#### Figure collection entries
◇ ◇ ◇

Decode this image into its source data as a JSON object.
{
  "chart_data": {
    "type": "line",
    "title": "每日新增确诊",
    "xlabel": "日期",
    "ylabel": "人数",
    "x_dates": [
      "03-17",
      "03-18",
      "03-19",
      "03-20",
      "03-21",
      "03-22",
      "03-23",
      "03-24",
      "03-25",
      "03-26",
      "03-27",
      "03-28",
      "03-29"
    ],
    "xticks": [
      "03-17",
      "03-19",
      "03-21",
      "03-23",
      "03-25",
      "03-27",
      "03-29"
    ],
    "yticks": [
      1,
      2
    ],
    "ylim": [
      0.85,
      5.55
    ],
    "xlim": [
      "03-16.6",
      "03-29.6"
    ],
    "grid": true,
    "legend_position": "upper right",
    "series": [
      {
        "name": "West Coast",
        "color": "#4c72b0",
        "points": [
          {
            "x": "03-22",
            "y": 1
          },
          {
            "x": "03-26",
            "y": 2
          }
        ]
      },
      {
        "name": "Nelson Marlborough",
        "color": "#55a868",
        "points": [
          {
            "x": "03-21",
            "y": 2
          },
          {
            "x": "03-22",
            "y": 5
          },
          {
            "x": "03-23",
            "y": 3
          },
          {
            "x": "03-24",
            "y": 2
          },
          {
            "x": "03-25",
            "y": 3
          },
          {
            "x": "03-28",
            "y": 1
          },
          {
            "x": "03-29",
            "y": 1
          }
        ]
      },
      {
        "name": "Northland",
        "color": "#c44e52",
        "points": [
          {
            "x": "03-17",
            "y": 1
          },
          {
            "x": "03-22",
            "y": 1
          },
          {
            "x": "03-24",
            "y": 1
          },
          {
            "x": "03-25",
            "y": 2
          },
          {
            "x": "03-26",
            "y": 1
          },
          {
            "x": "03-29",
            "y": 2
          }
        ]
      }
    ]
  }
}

◇ ◇ ◇

In the entries above, count every line containing the word "color". Write only the total.

#### EXPECTED ANSWER
3